§ **Problem details**: Search the listing below for the string "Angles" and copy every line where it occurs.

*****

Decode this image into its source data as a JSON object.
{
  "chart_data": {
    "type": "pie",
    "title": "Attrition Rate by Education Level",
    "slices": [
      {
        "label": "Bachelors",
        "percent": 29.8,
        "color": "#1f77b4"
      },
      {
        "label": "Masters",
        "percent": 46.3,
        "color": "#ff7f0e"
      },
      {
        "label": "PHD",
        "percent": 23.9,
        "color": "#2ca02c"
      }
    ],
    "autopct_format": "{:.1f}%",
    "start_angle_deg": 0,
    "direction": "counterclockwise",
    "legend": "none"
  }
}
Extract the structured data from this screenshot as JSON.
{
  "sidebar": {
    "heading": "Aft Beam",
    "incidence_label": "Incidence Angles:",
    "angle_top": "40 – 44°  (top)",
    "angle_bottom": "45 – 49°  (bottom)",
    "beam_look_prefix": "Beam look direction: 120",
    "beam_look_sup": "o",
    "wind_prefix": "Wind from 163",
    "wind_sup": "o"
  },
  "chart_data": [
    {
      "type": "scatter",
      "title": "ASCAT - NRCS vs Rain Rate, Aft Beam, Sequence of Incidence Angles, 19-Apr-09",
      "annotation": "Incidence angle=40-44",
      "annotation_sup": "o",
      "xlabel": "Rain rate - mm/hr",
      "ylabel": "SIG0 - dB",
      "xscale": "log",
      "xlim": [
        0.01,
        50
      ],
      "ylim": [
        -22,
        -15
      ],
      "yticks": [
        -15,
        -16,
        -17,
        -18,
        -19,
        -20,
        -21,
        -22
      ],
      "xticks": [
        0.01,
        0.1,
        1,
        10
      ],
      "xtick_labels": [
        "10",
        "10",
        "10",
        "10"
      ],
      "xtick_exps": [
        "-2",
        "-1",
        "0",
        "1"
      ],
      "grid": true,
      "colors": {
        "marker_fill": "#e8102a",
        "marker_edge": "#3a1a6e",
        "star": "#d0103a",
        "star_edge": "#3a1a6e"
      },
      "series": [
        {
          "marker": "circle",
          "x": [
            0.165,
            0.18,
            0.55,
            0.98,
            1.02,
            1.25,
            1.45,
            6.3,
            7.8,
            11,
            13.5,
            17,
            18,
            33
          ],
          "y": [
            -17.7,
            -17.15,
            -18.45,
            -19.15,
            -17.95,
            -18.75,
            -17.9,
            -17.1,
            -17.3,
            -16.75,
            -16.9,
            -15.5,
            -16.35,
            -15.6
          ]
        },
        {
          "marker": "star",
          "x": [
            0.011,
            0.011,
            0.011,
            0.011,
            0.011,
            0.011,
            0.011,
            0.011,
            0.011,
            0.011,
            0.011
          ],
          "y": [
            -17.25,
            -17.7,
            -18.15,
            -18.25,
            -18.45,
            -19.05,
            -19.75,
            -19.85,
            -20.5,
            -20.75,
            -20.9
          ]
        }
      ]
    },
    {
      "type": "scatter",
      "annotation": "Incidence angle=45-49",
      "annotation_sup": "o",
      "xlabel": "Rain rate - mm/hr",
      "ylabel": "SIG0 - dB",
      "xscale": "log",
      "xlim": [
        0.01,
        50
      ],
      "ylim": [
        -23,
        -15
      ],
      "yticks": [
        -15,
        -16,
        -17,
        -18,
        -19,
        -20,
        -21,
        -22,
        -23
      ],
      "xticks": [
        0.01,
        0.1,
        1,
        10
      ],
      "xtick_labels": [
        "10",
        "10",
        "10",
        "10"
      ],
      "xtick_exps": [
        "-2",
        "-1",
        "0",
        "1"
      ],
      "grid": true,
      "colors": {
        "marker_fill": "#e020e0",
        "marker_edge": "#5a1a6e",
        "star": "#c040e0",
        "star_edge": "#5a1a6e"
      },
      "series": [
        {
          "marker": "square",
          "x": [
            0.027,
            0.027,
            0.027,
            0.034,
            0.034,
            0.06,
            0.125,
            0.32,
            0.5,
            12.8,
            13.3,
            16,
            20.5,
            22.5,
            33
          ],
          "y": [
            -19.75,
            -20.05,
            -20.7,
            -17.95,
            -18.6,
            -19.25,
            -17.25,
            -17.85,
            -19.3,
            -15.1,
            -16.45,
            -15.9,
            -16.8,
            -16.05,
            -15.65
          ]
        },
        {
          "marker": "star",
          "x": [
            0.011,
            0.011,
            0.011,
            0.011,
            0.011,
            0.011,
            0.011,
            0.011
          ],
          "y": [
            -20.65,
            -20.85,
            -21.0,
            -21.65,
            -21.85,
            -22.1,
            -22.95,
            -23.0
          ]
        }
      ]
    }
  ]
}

*****

§ **Solution to the exercise**:
    "incidence_label": "Incidence Angles:",
      "title": "ASCAT - NRCS vs Rain Rate, Aft Beam, Sequence of Incidence Angles, 19-Apr-09",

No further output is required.